→ Task:
Please report every line from the material that contains the word "name".

[start of Data rows]

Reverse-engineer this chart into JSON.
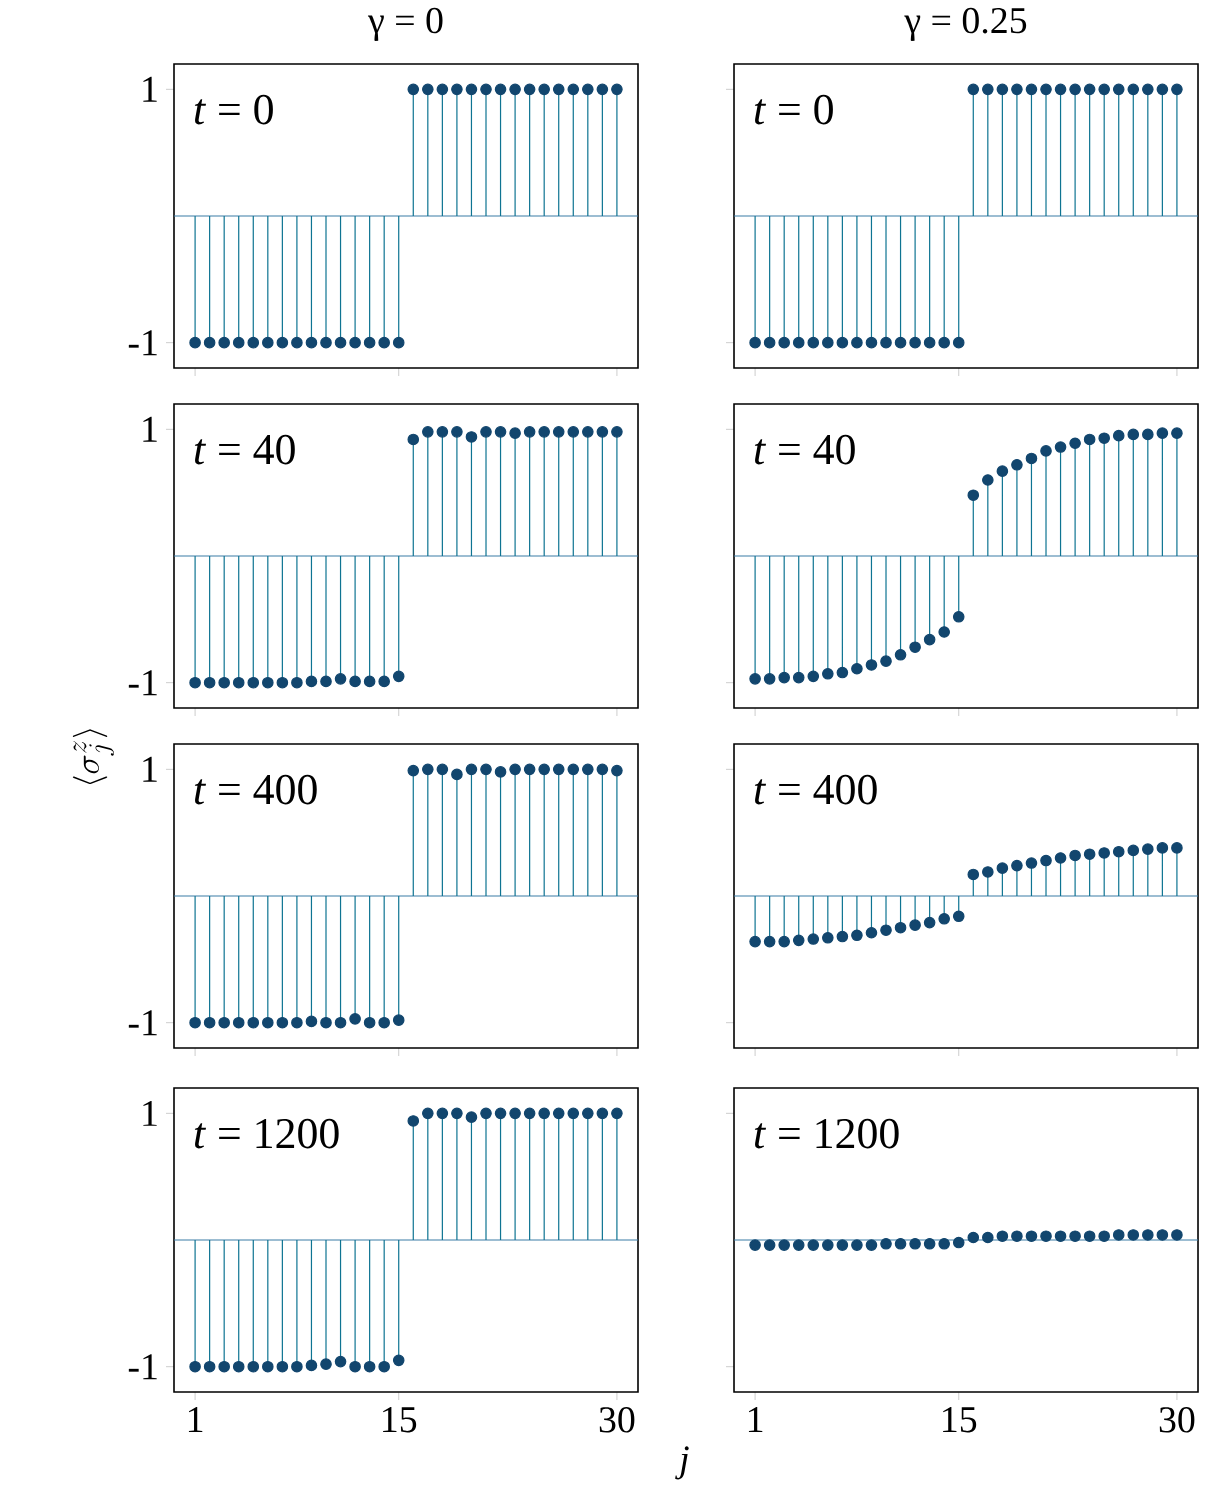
{
  "chart_data": [
    {
      "type": "lollipop",
      "title": "γ = 0",
      "ref_lines": [
        {
          "axis": "y",
          "value": 0,
          "color": "#3a7ca5"
        }
      ],
      "annotations": [
        "*t* = 0"
      ],
      "tick_labels": "y",
      "marker": "circle",
      "color": "#12466e",
      "xlim": [
        -0.45,
        31.45
      ],
      "ylim": [
        -1.2,
        1.2
      ],
      "xticks": [
        1,
        15,
        30
      ],
      "yticks": [
        -1,
        1
      ],
      "x": [
        1,
        2,
        3,
        4,
        5,
        6,
        7,
        8,
        9,
        10,
        11,
        12,
        13,
        14,
        15,
        16,
        17,
        18,
        19,
        20,
        21,
        22,
        23,
        24,
        25,
        26,
        27,
        28,
        29,
        30
      ],
      "values": [
        -1,
        -1,
        -1,
        -1,
        -1,
        -1,
        -1,
        -1,
        -1,
        -1,
        -1,
        -1,
        -1,
        -1,
        -1,
        1,
        1,
        1,
        1,
        1,
        1,
        1,
        1,
        1,
        1,
        1,
        1,
        1,
        1,
        1
      ]
    },
    {
      "type": "lollipop",
      "title": "γ = 0.25",
      "ref_lines": [
        {
          "axis": "y",
          "value": 0,
          "color": "#3a7ca5"
        }
      ],
      "annotations": [
        "*t* = 0"
      ],
      "tick_labels": false,
      "marker": "circle",
      "color": "#12466e",
      "xlim": [
        -0.45,
        31.45
      ],
      "ylim": [
        -1.2,
        1.2
      ],
      "xticks": [
        1,
        15,
        30
      ],
      "yticks": [
        -1,
        1
      ],
      "x": [
        1,
        2,
        3,
        4,
        5,
        6,
        7,
        8,
        9,
        10,
        11,
        12,
        13,
        14,
        15,
        16,
        17,
        18,
        19,
        20,
        21,
        22,
        23,
        24,
        25,
        26,
        27,
        28,
        29,
        30
      ],
      "values": [
        -1,
        -1,
        -1,
        -1,
        -1,
        -1,
        -1,
        -1,
        -1,
        -1,
        -1,
        -1,
        -1,
        -1,
        -1,
        1,
        1,
        1,
        1,
        1,
        1,
        1,
        1,
        1,
        1,
        1,
        1,
        1,
        1,
        1
      ]
    },
    {
      "type": "lollipop",
      "ylabel": "\\langle\\sigma_j^z\\rangle",
      "ref_lines": [
        {
          "axis": "y",
          "value": 0,
          "color": "#3a7ca5"
        }
      ],
      "annotations": [
        "*t* = 40"
      ],
      "tick_labels": "y",
      "marker": "circle",
      "color": "#12466e",
      "xlim": [
        -0.45,
        31.45
      ],
      "ylim": [
        -1.2,
        1.2
      ],
      "xticks": [
        1,
        15,
        30
      ],
      "yticks": [
        -1,
        1
      ],
      "x": [
        1,
        2,
        3,
        4,
        5,
        6,
        7,
        8,
        9,
        10,
        11,
        12,
        13,
        14,
        15,
        16,
        17,
        18,
        19,
        20,
        21,
        22,
        23,
        24,
        25,
        26,
        27,
        28,
        29,
        30
      ],
      "values": [
        -1,
        -1,
        -1,
        -1,
        -1,
        -1,
        -1,
        -1,
        -0.99,
        -0.99,
        -0.97,
        -0.99,
        -0.99,
        -0.99,
        -0.95,
        0.92,
        0.98,
        0.98,
        0.98,
        0.94,
        0.98,
        0.98,
        0.97,
        0.98,
        0.98,
        0.98,
        0.98,
        0.98,
        0.98,
        0.98
      ]
    },
    {
      "type": "lollipop",
      "ref_lines": [
        {
          "axis": "y",
          "value": 0,
          "color": "#3a7ca5"
        }
      ],
      "annotations": [
        "*t* = 40"
      ],
      "tick_labels": false,
      "marker": "circle",
      "color": "#12466e",
      "xlim": [
        -0.45,
        31.45
      ],
      "ylim": [
        -1.2,
        1.2
      ],
      "xticks": [
        1,
        15,
        30
      ],
      "yticks": [
        -1,
        1
      ],
      "x": [
        1,
        2,
        3,
        4,
        5,
        6,
        7,
        8,
        9,
        10,
        11,
        12,
        13,
        14,
        15,
        16,
        17,
        18,
        19,
        20,
        21,
        22,
        23,
        24,
        25,
        26,
        27,
        28,
        29,
        30
      ],
      "values": [
        -0.97,
        -0.97,
        -0.96,
        -0.96,
        -0.95,
        -0.93,
        -0.92,
        -0.89,
        -0.86,
        -0.83,
        -0.78,
        -0.72,
        -0.66,
        -0.6,
        -0.48,
        0.48,
        0.6,
        0.67,
        0.72,
        0.77,
        0.83,
        0.86,
        0.89,
        0.92,
        0.93,
        0.95,
        0.96,
        0.96,
        0.97,
        0.97
      ]
    },
    {
      "type": "lollipop",
      "ref_lines": [
        {
          "axis": "y",
          "value": 0,
          "color": "#3a7ca5"
        }
      ],
      "annotations": [
        "*t* = 400"
      ],
      "tick_labels": "y",
      "marker": "circle",
      "color": "#12466e",
      "xlim": [
        -0.45,
        31.45
      ],
      "ylim": [
        -1.2,
        1.2
      ],
      "xticks": [
        1,
        15,
        30
      ],
      "yticks": [
        -1,
        1
      ],
      "x": [
        1,
        2,
        3,
        4,
        5,
        6,
        7,
        8,
        9,
        10,
        11,
        12,
        13,
        14,
        15,
        16,
        17,
        18,
        19,
        20,
        21,
        22,
        23,
        24,
        25,
        26,
        27,
        28,
        29,
        30
      ],
      "values": [
        -1,
        -1,
        -1,
        -1,
        -1,
        -1,
        -1,
        -1,
        -0.99,
        -1,
        -1,
        -0.97,
        -1,
        -1,
        -0.98,
        0.99,
        1,
        1,
        0.96,
        1,
        1,
        0.98,
        1,
        1,
        1,
        1,
        1,
        1,
        1,
        0.99
      ]
    },
    {
      "type": "lollipop",
      "ref_lines": [
        {
          "axis": "y",
          "value": 0,
          "color": "#3a7ca5"
        }
      ],
      "annotations": [
        "*t* = 400"
      ],
      "tick_labels": false,
      "marker": "circle",
      "color": "#12466e",
      "xlim": [
        -0.45,
        31.45
      ],
      "ylim": [
        -1.2,
        1.2
      ],
      "xticks": [
        1,
        15,
        30
      ],
      "yticks": [
        -1,
        1
      ],
      "x": [
        1,
        2,
        3,
        4,
        5,
        6,
        7,
        8,
        9,
        10,
        11,
        12,
        13,
        14,
        15,
        16,
        17,
        18,
        19,
        20,
        21,
        22,
        23,
        24,
        25,
        26,
        27,
        28,
        29,
        30
      ],
      "values": [
        -0.36,
        -0.36,
        -0.36,
        -0.35,
        -0.34,
        -0.33,
        -0.32,
        -0.31,
        -0.29,
        -0.27,
        -0.25,
        -0.23,
        -0.21,
        -0.18,
        -0.16,
        0.17,
        0.19,
        0.22,
        0.24,
        0.26,
        0.28,
        0.3,
        0.32,
        0.33,
        0.34,
        0.35,
        0.36,
        0.37,
        0.38,
        0.38
      ]
    },
    {
      "type": "lollipop",
      "xlabel": "*j*",
      "ref_lines": [
        {
          "axis": "y",
          "value": 0,
          "color": "#3a7ca5"
        }
      ],
      "annotations": [
        "*t* = 1200"
      ],
      "marker": "circle",
      "color": "#12466e",
      "xlim": [
        -0.45,
        31.45
      ],
      "ylim": [
        -1.2,
        1.2
      ],
      "xticks": [
        1,
        15,
        30
      ],
      "yticks": [
        -1,
        1
      ],
      "x": [
        1,
        2,
        3,
        4,
        5,
        6,
        7,
        8,
        9,
        10,
        11,
        12,
        13,
        14,
        15,
        16,
        17,
        18,
        19,
        20,
        21,
        22,
        23,
        24,
        25,
        26,
        27,
        28,
        29,
        30
      ],
      "values": [
        -1,
        -1,
        -1,
        -1,
        -1,
        -1,
        -1,
        -1,
        -0.99,
        -0.98,
        -0.96,
        -1,
        -1,
        -1,
        -0.95,
        0.94,
        1,
        1,
        1,
        0.97,
        1,
        1,
        1,
        1,
        1,
        1,
        1,
        1,
        1,
        1
      ]
    },
    {
      "type": "lollipop",
      "ref_lines": [
        {
          "axis": "y",
          "value": 0,
          "color": "#3a7ca5"
        }
      ],
      "annotations": [
        "*t* = 1200"
      ],
      "tick_labels": "x",
      "marker": "circle",
      "color": "#12466e",
      "xlim": [
        -0.45,
        31.45
      ],
      "ylim": [
        -1.2,
        1.2
      ],
      "xticks": [
        1,
        15,
        30
      ],
      "yticks": [
        -1,
        1
      ],
      "x": [
        1,
        2,
        3,
        4,
        5,
        6,
        7,
        8,
        9,
        10,
        11,
        12,
        13,
        14,
        15,
        16,
        17,
        18,
        19,
        20,
        21,
        22,
        23,
        24,
        25,
        26,
        27,
        28,
        29,
        30
      ],
      "values": [
        -0.04,
        -0.04,
        -0.04,
        -0.04,
        -0.04,
        -0.04,
        -0.04,
        -0.04,
        -0.04,
        -0.03,
        -0.03,
        -0.03,
        -0.03,
        -0.03,
        -0.02,
        0.02,
        0.02,
        0.03,
        0.03,
        0.03,
        0.03,
        0.03,
        0.03,
        0.03,
        0.03,
        0.04,
        0.04,
        0.04,
        0.04,
        0.04
      ]
    }
  ]
}
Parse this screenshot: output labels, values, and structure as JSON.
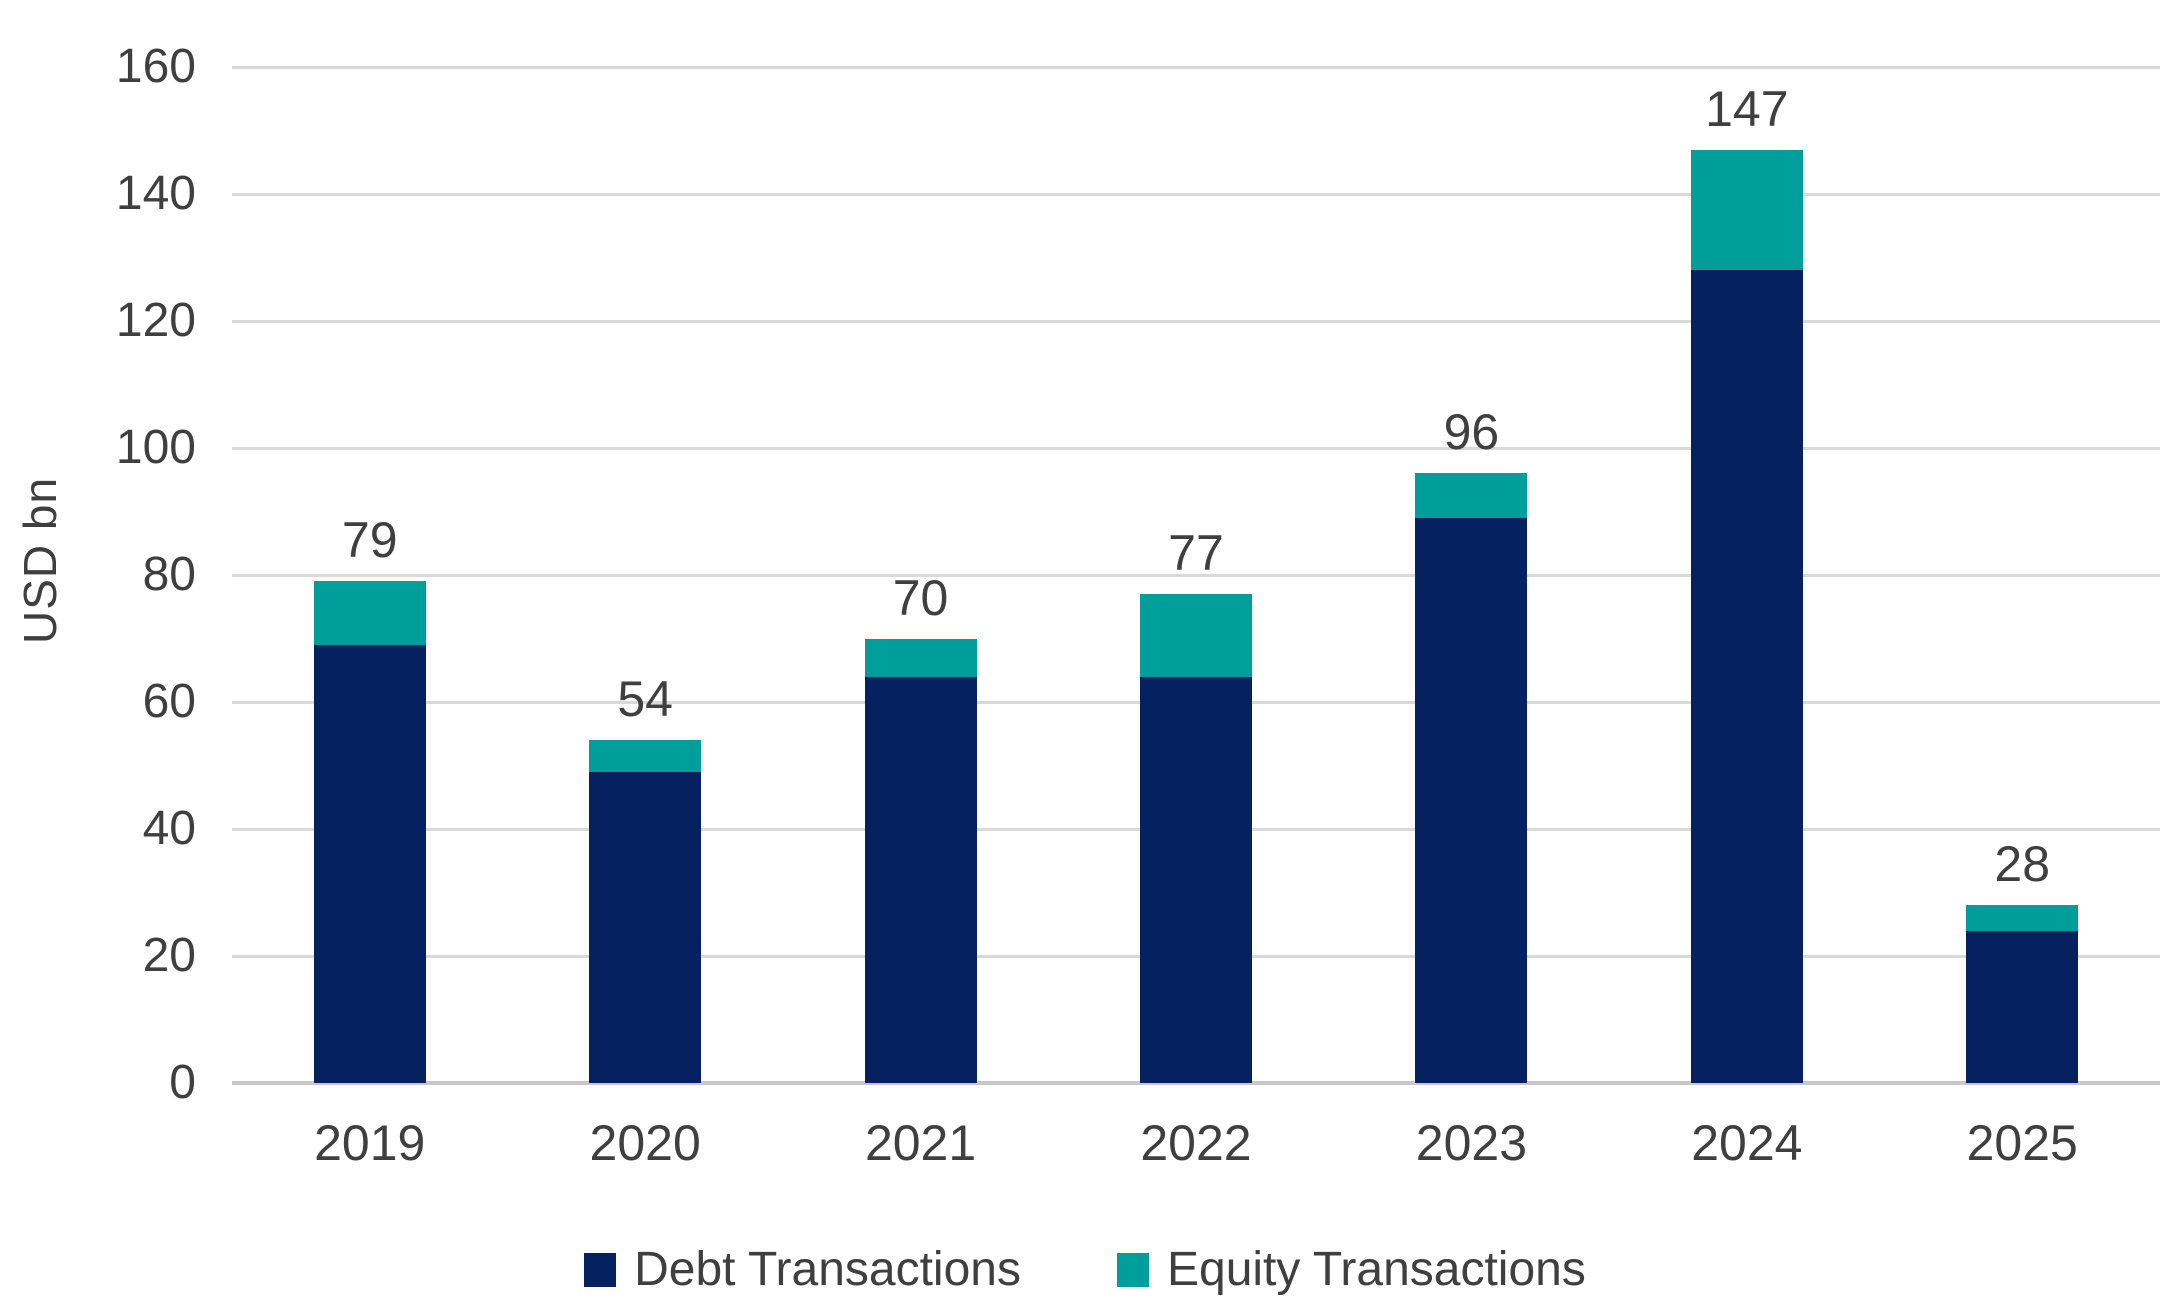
{
  "chart_data": {
    "type": "bar",
    "stacked": true,
    "title": "",
    "xlabel": "",
    "ylabel": "USD bn",
    "ylim": [
      0,
      160
    ],
    "yticks": [
      0,
      20,
      40,
      60,
      80,
      100,
      120,
      140,
      160
    ],
    "grid": true,
    "legend_position": "bottom",
    "categories": [
      "2019",
      "2020",
      "2021",
      "2022",
      "2023",
      "2024",
      "2025"
    ],
    "series": [
      {
        "name": "Debt Transactions",
        "color": "#062160",
        "values": [
          69,
          49,
          64,
          64,
          89,
          128,
          24
        ]
      },
      {
        "name": "Equity Transactions",
        "color": "#009e9b",
        "values": [
          10,
          5,
          6,
          13,
          7,
          19,
          4
        ]
      }
    ],
    "totals": [
      79,
      54,
      70,
      77,
      96,
      147,
      28
    ],
    "total_labels": [
      "79",
      "54",
      "70",
      "77",
      "96",
      "147",
      "28"
    ]
  },
  "colors": {
    "debt": "#062160",
    "equity": "#009e9b",
    "gridline": "#d9d9d9",
    "axis_line": "#c8c8c8",
    "text": "#3f3f3f",
    "background": "#ffffff"
  }
}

[end of Data rows]

→ Written solution:
        "name": "Debt Transactions",
        "name": "Equity Transactions",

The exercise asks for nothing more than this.